### PASSAGE TO READ
======
On Thursday, March 15, 2018 the Walterboro Alumnae Chapter of Delta Sigma Theta and the Walterboro District of the South Carolina United Methodist Church sponsored a forum on Human Trafficking at Bethel United Methodist Church. The purpose of the forum was to educate the community about Human Trafficking. Human trafficking generates $9.5 billion dollars a year in the US and is set to surpass drug trafficking as the #1 criminal enterprise worldwide in the next 3 to 5 years. Human trafficking is the act of trading humans for forced labor, sexual slavery, or commercial sexual exploitation (mistreatment).

The event was facilitated by DeQuanda Sanders, Executive Director of Saving Our Children and Families with presentations by Detective Charlie Benton; North Charleston Police Department Investigations-Human Trafficking Unit, Margie Gill; Executive Director of the Tabitha House in Atlanta GA (via video conference) and Carol Hogue; Program Quality Assurance Specialist from Darkness to Light. Panelist also included Deputy Kelly Padgett; Investigator at Colleton County Sheriff’s Office, Officer Denise Pinckney; Walterboro Police Department Crime Victim Advocate Program Coordinator, Catherine Russell; Allendale County Sheriff’s Office Victim Advocate and local support from Colleton County Sheriff’s Office Lynette Fryar; Victims Advocate and Lieutenant Tyger Benton; Public Information Officer. “Every year thousands of women, children and men fall into the hands of traffickers in this county and abroad,” said Sanders.

Charlie Benton’s presentation gave an overview of what Human Trafficking look like in South Carolina and how it is seen or recognized in normal social settings of the community and in your very own neighborhood. “We had a case of 9 men who were sentenced last week for trafficking over 100 girls in 11 different states including SC,” said Benton. 1 in 3 teens will be lured toward prostitution within 48 hours of leaving home if they are runaways or reported missing. “Most girls being trafficked has been abused as a child making it easy for traffickers to lure them away to exploit their vulnerability……young people need someone they can trust and talk to without being judged or shamed,” he says.
======
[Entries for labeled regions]
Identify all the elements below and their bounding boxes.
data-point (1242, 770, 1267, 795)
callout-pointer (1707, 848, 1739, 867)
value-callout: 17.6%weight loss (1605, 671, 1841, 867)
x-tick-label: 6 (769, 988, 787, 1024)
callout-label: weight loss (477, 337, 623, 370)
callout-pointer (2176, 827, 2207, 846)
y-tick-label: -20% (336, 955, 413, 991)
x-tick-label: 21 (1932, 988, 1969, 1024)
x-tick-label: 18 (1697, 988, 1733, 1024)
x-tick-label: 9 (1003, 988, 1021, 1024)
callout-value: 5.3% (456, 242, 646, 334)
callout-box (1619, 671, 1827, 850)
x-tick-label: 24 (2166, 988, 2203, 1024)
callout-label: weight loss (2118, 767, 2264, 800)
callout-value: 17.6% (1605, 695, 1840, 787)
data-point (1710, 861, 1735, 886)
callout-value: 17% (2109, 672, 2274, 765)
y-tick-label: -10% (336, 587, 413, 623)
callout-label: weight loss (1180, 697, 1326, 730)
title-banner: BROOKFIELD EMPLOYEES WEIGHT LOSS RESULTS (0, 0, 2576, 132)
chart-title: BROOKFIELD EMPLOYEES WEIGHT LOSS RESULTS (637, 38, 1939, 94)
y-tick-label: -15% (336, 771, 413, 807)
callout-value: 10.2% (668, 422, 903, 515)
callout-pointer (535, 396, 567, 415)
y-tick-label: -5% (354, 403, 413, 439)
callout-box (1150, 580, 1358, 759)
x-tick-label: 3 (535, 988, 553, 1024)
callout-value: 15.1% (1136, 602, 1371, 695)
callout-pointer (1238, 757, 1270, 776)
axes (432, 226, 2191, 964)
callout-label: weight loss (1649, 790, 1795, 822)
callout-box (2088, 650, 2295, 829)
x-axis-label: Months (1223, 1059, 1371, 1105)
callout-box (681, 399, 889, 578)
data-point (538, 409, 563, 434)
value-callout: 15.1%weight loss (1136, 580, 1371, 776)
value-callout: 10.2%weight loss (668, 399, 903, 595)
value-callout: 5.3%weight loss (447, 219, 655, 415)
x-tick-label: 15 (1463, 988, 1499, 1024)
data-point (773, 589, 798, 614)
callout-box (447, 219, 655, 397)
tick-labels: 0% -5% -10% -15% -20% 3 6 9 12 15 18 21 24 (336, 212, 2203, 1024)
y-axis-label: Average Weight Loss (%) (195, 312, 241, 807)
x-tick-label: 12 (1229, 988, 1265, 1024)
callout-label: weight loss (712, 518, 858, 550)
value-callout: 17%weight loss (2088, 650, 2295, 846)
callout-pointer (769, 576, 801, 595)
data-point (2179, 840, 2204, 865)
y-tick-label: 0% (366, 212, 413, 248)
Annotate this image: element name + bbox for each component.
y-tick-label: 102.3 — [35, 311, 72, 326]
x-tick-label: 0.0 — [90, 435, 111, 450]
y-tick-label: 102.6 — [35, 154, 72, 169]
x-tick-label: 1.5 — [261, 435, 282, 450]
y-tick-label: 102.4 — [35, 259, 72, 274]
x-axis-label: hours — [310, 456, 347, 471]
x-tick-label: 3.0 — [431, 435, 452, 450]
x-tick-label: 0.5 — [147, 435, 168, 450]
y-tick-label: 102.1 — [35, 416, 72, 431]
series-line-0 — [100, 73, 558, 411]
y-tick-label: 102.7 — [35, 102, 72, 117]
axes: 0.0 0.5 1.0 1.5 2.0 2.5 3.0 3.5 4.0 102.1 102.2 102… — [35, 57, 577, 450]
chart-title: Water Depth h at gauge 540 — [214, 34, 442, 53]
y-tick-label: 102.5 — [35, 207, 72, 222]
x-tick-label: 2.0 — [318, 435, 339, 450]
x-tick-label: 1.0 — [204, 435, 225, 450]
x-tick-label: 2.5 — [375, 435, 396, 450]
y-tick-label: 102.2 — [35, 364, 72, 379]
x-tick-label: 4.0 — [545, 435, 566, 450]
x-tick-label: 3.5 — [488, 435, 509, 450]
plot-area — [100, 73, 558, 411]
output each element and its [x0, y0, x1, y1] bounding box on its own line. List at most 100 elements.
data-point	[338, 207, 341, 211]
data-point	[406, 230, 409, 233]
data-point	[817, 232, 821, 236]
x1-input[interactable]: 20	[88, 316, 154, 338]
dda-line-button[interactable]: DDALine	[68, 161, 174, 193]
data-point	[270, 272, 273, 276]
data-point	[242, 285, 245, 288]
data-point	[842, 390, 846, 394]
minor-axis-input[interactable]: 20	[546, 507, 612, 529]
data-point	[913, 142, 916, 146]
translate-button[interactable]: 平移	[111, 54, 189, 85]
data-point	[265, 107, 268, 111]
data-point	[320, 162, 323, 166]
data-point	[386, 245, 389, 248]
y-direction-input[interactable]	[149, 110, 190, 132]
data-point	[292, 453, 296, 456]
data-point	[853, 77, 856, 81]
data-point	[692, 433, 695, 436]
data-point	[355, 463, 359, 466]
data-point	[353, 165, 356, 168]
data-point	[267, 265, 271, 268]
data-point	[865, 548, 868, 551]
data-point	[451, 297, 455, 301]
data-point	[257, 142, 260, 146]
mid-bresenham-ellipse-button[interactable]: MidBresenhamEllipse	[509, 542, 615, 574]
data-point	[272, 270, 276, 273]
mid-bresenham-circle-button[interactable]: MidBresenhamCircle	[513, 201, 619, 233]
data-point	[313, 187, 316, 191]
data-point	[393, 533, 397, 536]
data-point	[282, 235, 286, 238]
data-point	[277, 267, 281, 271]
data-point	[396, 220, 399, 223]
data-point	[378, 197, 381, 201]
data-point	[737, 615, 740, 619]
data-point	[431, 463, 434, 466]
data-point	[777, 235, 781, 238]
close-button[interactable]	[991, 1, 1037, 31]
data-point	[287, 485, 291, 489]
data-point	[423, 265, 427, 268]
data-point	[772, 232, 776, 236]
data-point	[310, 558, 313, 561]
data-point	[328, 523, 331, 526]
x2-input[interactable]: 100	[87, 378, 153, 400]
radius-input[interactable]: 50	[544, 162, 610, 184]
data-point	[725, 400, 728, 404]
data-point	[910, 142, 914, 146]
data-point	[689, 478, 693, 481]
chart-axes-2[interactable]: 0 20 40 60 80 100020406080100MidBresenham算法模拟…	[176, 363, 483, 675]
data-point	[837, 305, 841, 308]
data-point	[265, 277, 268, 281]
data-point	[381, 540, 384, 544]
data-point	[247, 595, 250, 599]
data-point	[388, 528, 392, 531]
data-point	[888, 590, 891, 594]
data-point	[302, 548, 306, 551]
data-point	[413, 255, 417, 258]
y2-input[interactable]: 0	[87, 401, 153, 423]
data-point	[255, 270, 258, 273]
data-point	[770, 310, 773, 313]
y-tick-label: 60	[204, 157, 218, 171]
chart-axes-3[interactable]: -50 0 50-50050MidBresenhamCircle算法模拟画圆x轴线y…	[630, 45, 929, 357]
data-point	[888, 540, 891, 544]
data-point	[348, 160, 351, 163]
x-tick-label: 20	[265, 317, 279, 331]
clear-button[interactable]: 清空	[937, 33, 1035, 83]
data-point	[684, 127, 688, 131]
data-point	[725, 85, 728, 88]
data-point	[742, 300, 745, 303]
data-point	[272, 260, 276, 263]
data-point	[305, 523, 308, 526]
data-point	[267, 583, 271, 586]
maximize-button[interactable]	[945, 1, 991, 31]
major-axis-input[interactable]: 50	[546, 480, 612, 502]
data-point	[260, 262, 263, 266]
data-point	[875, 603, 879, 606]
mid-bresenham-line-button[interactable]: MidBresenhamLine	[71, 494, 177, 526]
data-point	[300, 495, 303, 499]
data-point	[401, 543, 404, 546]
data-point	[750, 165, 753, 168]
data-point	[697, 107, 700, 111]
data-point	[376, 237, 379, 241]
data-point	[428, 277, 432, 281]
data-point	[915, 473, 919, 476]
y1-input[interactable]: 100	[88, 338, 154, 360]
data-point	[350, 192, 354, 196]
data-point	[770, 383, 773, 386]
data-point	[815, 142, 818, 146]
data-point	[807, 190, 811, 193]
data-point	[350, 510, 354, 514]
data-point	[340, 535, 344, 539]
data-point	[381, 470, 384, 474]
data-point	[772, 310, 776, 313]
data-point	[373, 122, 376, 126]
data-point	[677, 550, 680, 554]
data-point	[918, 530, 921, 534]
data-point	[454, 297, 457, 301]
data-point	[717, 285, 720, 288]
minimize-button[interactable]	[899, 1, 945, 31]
======
### TASK DETAILS
Extend the human trafficking forum article, starting right after its final sentence. The rows have no connection to the human trafficking forum article.

### REPLY TO THE EXERCISE
Hogue gave presentation discussing the 5 Steps to Protecting Children from Child Sexual Abuse: 1. Learn the Facts (1 in 10 children are sexually abused before age 18), 2. Minimize Opportunity (eliminating or reducing isolated one-on-one situations), 3.Talk About it ( have open conversation with your children out their bodies, sex and boundaries), 4. Recognize the signs (signs aren’t always obvious but you have to know what to look for) and 5. React Responsibly (don’t ignore a child, argue, or question in disbelief if they tell you they have been abused, make a report.

“A major misconception in human trafficking is a person must be kidnapped or physically confined (locked/hidden away),” said Charlie Benton. Most traffickers control their victims mentally by threating them and/or their family, use blackmail and physical abuse,” says Benton. Gill explained some of the current trends in human trafficking starts on social media, with peers in school rest rooms, city malls and hotels in small towns due to the lack of resources of officers to patrol the area and home in rural neighborhoods. “We had a case of a child as young as 5 years old trafficked by her parents to support the parents drug habit,” said Gill. “Human Trafficking does not discriminate between race, income or gender, it reaches every walk of life, “said Benton.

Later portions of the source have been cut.